EXERCISE BRIEF:
Single out the lines of the material that contain "data" and copy them.
[START]
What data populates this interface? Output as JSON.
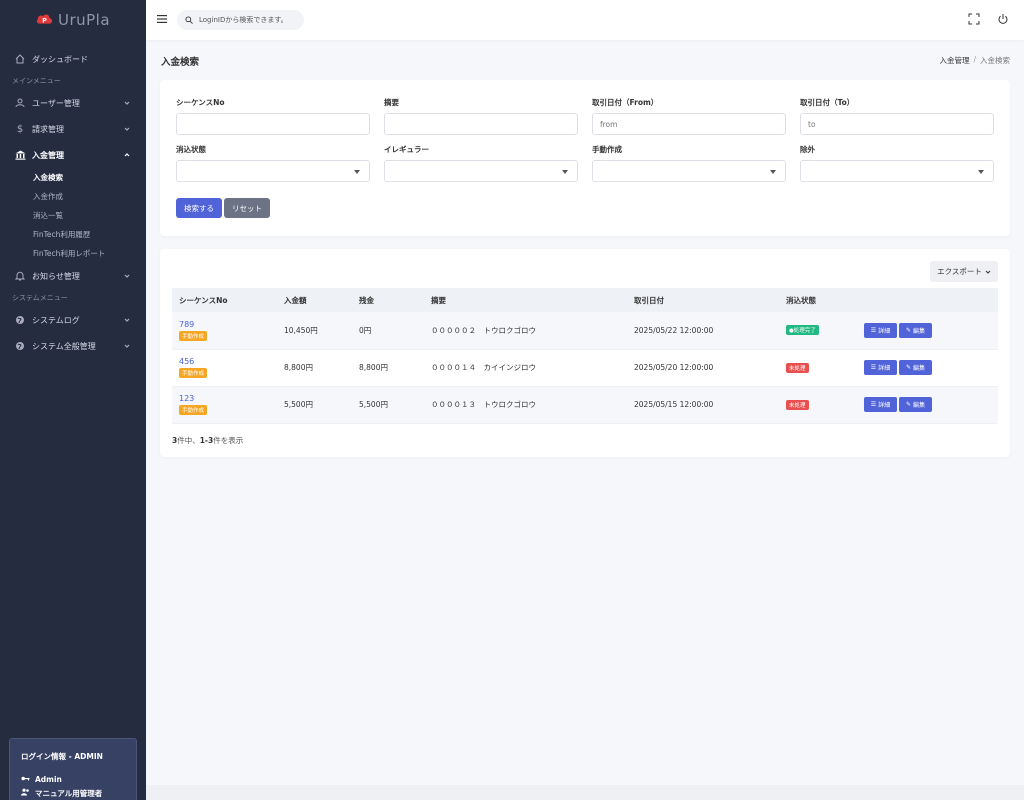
{
  "brand": {
    "name": "UruPla",
    "accent": "#e03a3a"
  },
  "sidebar": {
    "dashboard": "ダッシュボード",
    "section_main": "メインメニュー",
    "items": [
      {
        "label": "ユーザー管理",
        "icon": "user-icon"
      },
      {
        "label": "請求管理",
        "icon": "dollar-icon"
      },
      {
        "label": "入金管理",
        "icon": "bank-icon",
        "expanded": true
      }
    ],
    "sub_items": [
      "入金検索",
      "入金作成",
      "消込一覧",
      "FinTech利用履歴",
      "FinTech利用レポート"
    ],
    "notice": "お知らせ管理",
    "section_system": "システムメニュー",
    "system_items": [
      {
        "label": "システムログ",
        "icon": "globe-icon"
      },
      {
        "label": "システム全般管理",
        "icon": "globe-icon"
      }
    ],
    "login": {
      "title": "ログイン情報 - ADMIN",
      "user": "Admin",
      "role": "マニュアル用管理者"
    }
  },
  "topbar": {
    "search_placeholder": "LoginIDから検索できます。"
  },
  "page": {
    "title": "入金検索",
    "breadcrumb": {
      "parent": "入金管理",
      "sep": "/",
      "current": "入金検索"
    }
  },
  "filters": {
    "seq_label": "シーケンスNo",
    "summary_label": "摘要",
    "date_from_label": "取引日付（From）",
    "date_from_placeholder": "from",
    "date_to_label": "取引日付（To）",
    "date_to_placeholder": "to",
    "reconcile_label": "消込状態",
    "irregular_label": "イレギュラー",
    "manual_label": "手動作成",
    "exclude_label": "除外",
    "search_button": "検索する",
    "reset_button": "リセット"
  },
  "table": {
    "export_button": "エクスポート",
    "columns": [
      "シーケンスNo",
      "入金額",
      "残金",
      "摘要",
      "取引日付",
      "消込状態",
      ""
    ],
    "rows": [
      {
        "seq": "789",
        "tag": "手動作成",
        "amount": "10,450円",
        "balance": "0円",
        "summary": "０００００２　トウロクゴロウ",
        "date": "2025/05/22 12:00:00",
        "status": "●処理完了",
        "status_type": "done"
      },
      {
        "seq": "456",
        "tag": "手動作成",
        "amount": "8,800円",
        "balance": "8,800円",
        "summary": "００００１４　カイインジロウ",
        "date": "2025/05/20 12:00:00",
        "status": "未処理",
        "status_type": "pending"
      },
      {
        "seq": "123",
        "tag": "手動作成",
        "amount": "5,500円",
        "balance": "5,500円",
        "summary": "００００１３　トウロクゴロウ",
        "date": "2025/05/15 12:00:00",
        "status": "未処理",
        "status_type": "pending"
      }
    ],
    "detail_label": "詳細",
    "edit_label": "編集",
    "count_total": "3",
    "count_mid": "件中、",
    "count_range": "1-3",
    "count_suffix": "件を表示"
  }
}
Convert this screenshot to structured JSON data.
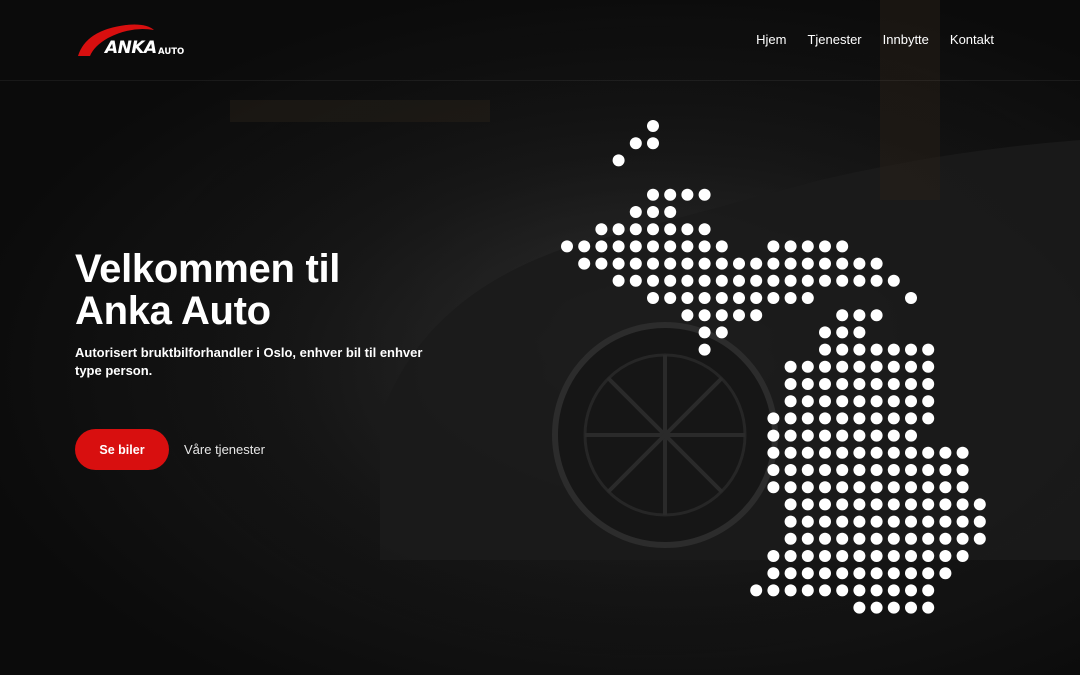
{
  "brand": {
    "logo_name": "ANKA",
    "logo_suffix": "AUTO",
    "accent_color": "#d80f0f"
  },
  "nav": {
    "items": [
      {
        "label": "Hjem"
      },
      {
        "label": "Tjenester"
      },
      {
        "label": "Innbytte"
      },
      {
        "label": "Kontakt"
      }
    ]
  },
  "hero": {
    "title_line1": "Velkommen til",
    "title_line2": "Anka Auto",
    "subtitle": "Autorisert bruktbilforhandler i Oslo, enhver bil til enhver type person.",
    "primary_button": "Se biler",
    "secondary_link": "Våre tjenester"
  },
  "map": {
    "icon": "dotted-map-graphic",
    "dot_color": "#ffffff"
  }
}
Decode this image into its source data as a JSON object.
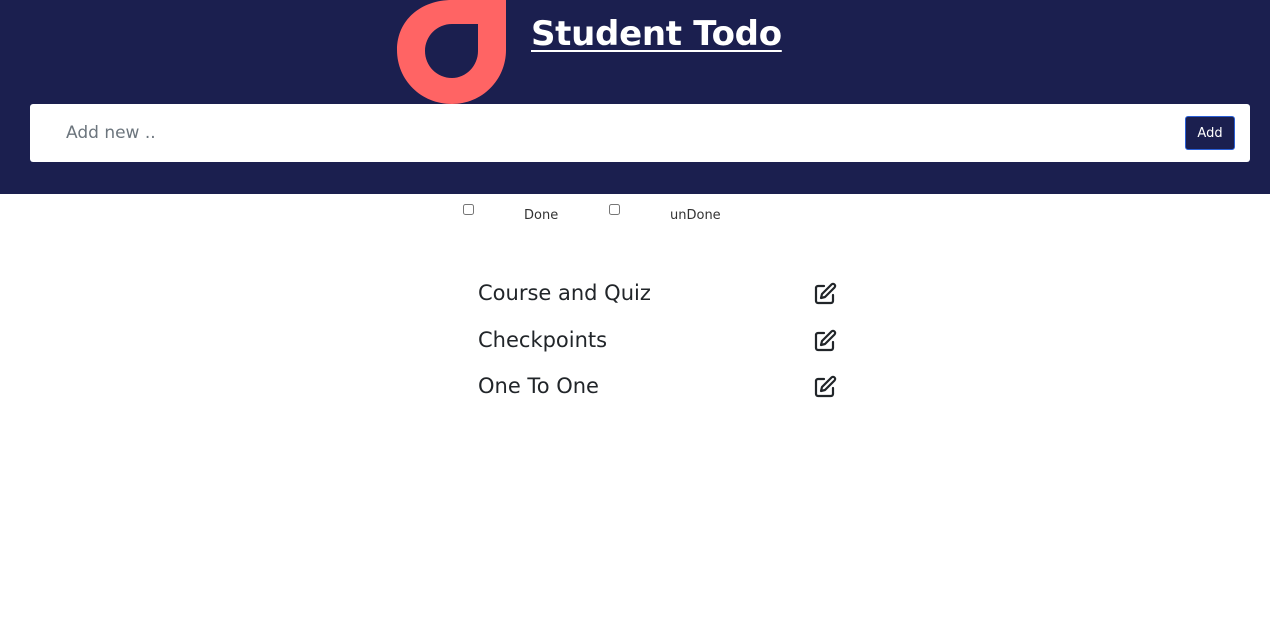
[END]
WRITTEN ANSWER:
What data populates this interface? Output as JSON.
Convert this screenshot to structured JSON data.
Decode this image into its source data as a JSON object.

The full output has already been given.